Check each line of the listing below for the string "true", and give only how many lines hold it.

◆ SUPPLIED MATERIAL
━━━━━━━━━━━━━━━━

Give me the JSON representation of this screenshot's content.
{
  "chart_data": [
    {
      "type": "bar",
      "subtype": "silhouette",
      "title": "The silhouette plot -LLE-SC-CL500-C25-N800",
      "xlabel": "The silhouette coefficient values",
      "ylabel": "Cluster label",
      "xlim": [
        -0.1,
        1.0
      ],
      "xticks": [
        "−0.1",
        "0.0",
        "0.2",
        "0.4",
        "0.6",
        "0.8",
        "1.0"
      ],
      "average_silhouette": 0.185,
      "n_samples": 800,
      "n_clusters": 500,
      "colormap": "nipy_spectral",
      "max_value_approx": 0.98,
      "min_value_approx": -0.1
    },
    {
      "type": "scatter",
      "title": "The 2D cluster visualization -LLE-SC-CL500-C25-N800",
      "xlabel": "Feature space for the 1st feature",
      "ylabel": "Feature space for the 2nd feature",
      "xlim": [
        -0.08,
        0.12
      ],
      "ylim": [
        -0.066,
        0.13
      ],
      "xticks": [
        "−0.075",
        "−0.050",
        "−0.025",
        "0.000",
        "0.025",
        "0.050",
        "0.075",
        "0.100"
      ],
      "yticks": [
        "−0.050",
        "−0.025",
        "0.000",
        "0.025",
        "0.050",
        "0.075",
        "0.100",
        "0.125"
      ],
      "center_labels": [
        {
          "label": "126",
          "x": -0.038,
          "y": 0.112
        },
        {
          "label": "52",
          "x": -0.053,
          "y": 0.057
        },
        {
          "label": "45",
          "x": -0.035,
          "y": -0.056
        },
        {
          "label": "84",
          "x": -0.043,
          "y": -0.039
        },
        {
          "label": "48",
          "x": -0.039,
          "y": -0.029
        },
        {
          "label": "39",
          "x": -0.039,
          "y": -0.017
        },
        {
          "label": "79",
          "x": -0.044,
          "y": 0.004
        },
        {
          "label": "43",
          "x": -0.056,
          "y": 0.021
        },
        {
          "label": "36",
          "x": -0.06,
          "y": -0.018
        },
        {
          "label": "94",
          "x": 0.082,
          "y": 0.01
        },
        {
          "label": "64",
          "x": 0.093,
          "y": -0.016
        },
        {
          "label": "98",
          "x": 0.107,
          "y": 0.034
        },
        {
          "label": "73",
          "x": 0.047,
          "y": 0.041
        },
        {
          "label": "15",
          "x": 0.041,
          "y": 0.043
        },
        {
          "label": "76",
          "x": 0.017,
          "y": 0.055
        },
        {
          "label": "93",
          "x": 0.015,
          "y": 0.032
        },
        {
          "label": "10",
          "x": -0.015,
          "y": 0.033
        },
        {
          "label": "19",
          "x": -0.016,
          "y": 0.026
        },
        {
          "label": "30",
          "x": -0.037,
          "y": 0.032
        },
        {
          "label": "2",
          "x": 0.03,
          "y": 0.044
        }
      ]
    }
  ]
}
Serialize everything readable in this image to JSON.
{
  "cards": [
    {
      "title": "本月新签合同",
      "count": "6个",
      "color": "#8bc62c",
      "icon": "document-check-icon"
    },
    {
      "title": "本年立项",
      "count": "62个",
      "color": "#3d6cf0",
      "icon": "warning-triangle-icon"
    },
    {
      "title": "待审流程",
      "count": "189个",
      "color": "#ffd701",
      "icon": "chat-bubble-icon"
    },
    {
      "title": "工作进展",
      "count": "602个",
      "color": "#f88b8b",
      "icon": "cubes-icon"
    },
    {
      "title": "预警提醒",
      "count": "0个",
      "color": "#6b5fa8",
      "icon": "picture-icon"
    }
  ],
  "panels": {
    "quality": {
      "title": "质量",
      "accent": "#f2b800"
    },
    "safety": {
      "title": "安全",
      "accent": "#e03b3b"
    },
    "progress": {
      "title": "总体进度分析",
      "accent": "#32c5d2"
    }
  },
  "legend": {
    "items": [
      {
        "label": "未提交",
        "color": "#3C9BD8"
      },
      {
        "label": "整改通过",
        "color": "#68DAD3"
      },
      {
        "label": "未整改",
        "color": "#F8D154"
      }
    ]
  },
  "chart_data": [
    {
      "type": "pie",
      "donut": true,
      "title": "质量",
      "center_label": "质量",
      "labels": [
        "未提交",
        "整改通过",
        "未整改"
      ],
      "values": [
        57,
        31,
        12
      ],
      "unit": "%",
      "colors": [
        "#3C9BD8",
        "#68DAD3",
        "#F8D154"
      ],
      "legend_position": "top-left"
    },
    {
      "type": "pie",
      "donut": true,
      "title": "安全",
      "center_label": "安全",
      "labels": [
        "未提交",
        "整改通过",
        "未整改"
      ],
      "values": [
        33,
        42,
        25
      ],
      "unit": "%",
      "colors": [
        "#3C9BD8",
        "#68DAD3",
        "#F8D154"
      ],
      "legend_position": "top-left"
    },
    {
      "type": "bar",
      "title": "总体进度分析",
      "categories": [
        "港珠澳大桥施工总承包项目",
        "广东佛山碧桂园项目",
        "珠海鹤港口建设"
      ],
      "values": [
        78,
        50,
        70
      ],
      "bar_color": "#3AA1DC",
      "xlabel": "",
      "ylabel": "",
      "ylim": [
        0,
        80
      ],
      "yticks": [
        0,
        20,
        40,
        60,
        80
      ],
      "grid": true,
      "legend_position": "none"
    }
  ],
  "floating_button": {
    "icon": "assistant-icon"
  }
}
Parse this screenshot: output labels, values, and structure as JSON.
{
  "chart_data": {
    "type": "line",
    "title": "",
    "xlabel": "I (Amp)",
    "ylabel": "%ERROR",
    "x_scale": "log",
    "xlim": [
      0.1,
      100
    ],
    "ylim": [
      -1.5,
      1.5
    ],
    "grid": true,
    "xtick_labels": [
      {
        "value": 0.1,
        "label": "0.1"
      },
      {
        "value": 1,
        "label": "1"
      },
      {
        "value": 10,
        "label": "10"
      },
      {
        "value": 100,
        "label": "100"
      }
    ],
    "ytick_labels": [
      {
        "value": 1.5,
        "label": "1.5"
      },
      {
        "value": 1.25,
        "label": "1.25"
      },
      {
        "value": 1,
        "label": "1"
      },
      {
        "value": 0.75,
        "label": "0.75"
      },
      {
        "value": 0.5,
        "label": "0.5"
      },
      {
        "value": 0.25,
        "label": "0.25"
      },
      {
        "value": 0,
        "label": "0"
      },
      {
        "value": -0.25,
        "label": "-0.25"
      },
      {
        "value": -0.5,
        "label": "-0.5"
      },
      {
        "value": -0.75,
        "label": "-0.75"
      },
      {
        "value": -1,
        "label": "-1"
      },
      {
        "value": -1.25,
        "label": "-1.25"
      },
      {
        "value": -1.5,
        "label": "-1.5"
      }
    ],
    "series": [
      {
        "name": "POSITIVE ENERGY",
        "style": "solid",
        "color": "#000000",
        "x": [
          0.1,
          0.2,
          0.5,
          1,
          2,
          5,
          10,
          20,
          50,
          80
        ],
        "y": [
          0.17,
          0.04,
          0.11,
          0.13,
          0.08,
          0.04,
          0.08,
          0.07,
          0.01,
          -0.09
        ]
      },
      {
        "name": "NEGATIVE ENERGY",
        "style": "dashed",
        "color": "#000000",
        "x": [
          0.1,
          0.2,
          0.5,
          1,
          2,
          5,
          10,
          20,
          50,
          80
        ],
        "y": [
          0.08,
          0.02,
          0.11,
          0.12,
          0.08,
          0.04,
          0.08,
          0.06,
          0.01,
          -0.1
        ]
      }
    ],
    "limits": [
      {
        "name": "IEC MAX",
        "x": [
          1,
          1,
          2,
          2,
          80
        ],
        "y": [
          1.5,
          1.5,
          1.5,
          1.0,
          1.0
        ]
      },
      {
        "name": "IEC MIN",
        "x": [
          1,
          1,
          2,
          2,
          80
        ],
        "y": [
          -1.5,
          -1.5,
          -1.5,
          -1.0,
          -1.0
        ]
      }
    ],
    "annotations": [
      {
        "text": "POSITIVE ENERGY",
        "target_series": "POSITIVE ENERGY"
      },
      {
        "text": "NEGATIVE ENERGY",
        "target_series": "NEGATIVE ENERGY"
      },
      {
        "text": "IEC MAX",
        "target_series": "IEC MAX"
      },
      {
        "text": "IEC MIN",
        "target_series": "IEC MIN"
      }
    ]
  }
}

━━━━━━━━━━━━━━━━

◆ COMPLETED TASK
4